Start of DATA SUPPLIED
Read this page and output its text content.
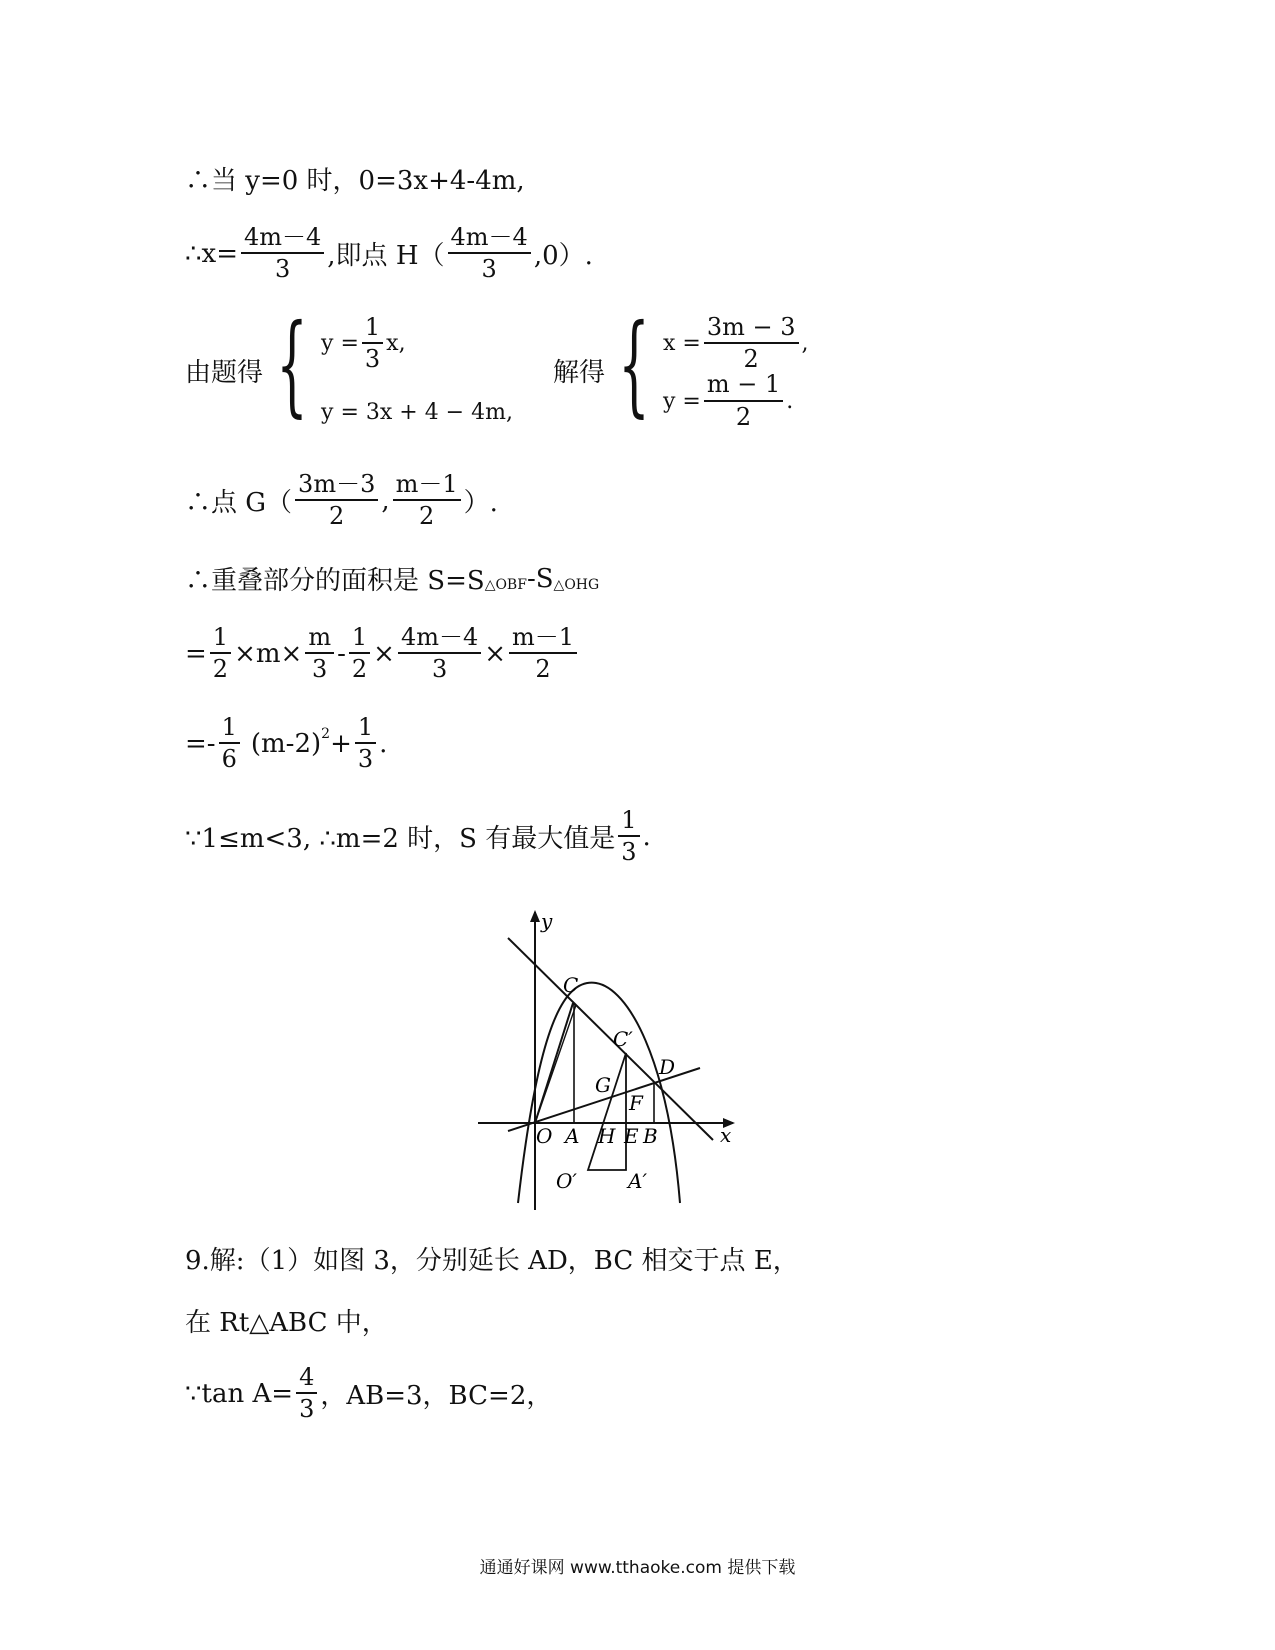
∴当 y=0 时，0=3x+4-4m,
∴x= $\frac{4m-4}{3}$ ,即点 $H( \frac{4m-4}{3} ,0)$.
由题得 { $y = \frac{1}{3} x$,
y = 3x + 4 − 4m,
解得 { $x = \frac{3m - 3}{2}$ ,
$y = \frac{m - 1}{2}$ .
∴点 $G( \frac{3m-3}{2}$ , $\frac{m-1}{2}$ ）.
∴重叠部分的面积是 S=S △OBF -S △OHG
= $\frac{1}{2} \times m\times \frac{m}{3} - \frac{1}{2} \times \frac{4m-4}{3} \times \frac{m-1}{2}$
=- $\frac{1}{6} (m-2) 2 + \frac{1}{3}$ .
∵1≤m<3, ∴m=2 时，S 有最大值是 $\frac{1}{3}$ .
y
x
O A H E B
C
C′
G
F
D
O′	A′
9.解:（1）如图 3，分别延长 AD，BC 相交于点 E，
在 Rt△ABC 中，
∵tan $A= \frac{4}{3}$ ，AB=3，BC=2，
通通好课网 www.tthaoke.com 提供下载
End of DATA SUPPLIED
EXERCISE AIM
Extract the full listing above verbatim; pictures are to be left out of the copy.

TASK ANSWER
Read this page and output its text content.
∴当 y=0 时，0=3x+4-4m,
∴x= $\frac{4m-4}{3}$ ,即点 $H( \frac{4m-4}{3} ,0)$.
由题得 { $y = \frac{1}{3} x$,
y = 3x + 4 − 4m,
解得 { $x = \frac{3m - 3}{2}$ ,
$y = \frac{m - 1}{2}$ .
∴点 $G( \frac{3m-3}{2}$ , $\frac{m-1}{2}$ ）.
∴重叠部分的面积是 S=S △OBF -S △OHG
= $\frac{1}{2} \times m\times \frac{m}{3} - \frac{1}{2} \times \frac{4m-4}{3} \times \frac{m-1}{2}$
=- $\frac{1}{6} (m-2) 2 + \frac{1}{3}$ .
∵1≤m<3, ∴m=2 时，S 有最大值是 $\frac{1}{3}$ .
y
x
O A H E B
C
C′
G
F
D
O′	A′
9.解:（1）如图 3，分别延长 AD，BC 相交于点 E，
在 Rt△ABC 中，
∵tan $A= \frac{4}{3}$ ，AB=3，BC=2，
通通好课网 www.tthaoke.com 提供下载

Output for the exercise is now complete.